### Stated problem
Every entry below should be transcribed exactly; pictures stay out of the copy.

### Data for processing
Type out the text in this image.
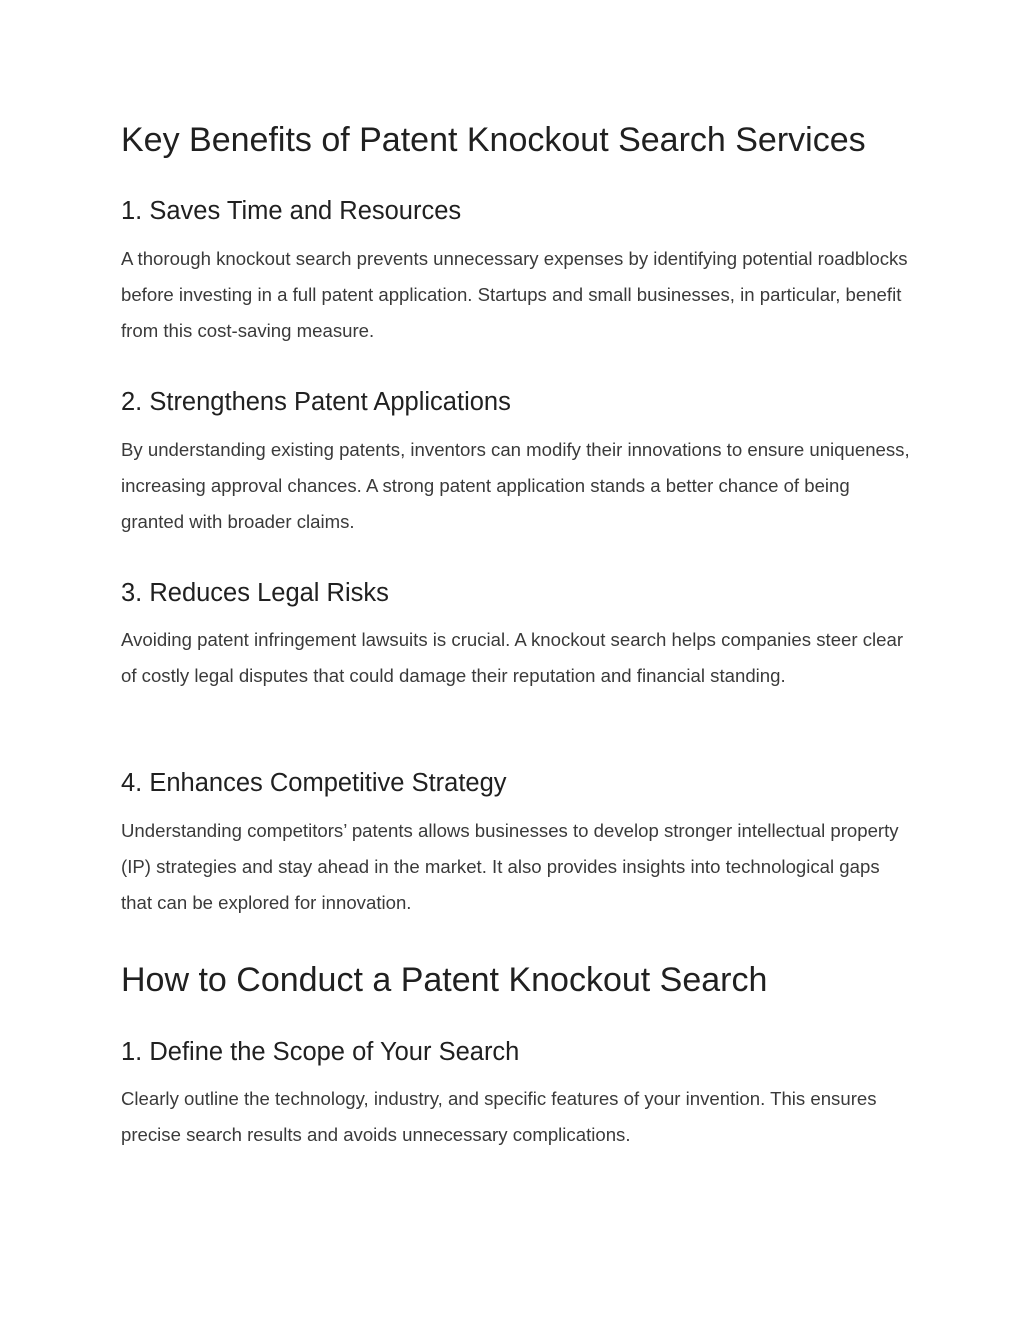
Key Benefits of Patent Knockout Search Services
1. Saves Time and Resources

A thorough knockout search prevents unnecessary expenses by identifying potential roadblocks before investing in a full patent application. Startups and small businesses, in particular, benefit from this cost-saving measure.

2. Strengthens Patent Applications

By understanding existing patents, inventors can modify their innovations to ensure uniqueness, increasing approval chances. A strong patent application stands a better chance of being granted with broader claims.

3. Reduces Legal Risks

Avoiding patent infringement lawsuits is crucial. A knockout search helps companies steer clear of costly legal disputes that could damage their reputation and financial standing.

4. Enhances Competitive Strategy

Understanding competitors’ patents allows businesses to develop stronger intellectual property (IP) strategies and stay ahead in the market. It also provides insights into technological gaps that can be explored for innovation.

How to Conduct a Patent Knockout Search
1. Define the Scope of Your Search

Clearly outline the technology, industry, and specific features of your invention. This ensures precise search results and avoids unnecessary complications.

### Worked answer
Type out the text in this image.
Key Benefits of Patent Knockout Search Services
1. Saves Time and Resources

A thorough knockout search prevents unnecessary expenses by identifying potential roadblocks before investing in a full patent application. Startups and small businesses, in particular, benefit from this cost-saving measure.

2. Strengthens Patent Applications

By understanding existing patents, inventors can modify their innovations to ensure uniqueness, increasing approval chances. A strong patent application stands a better chance of being granted with broader claims.

3. Reduces Legal Risks

Avoiding patent infringement lawsuits is crucial. A knockout search helps companies steer clear of costly legal disputes that could damage their reputation and financial standing.

4. Enhances Competitive Strategy

Understanding competitors’ patents allows businesses to develop stronger intellectual property (IP) strategies and stay ahead in the market. It also provides insights into technological gaps that can be explored for innovation.

How to Conduct a Patent Knockout Search
1. Define the Scope of Your Search

Clearly outline the technology, industry, and specific features of your invention. This ensures precise search results and avoids unnecessary complications.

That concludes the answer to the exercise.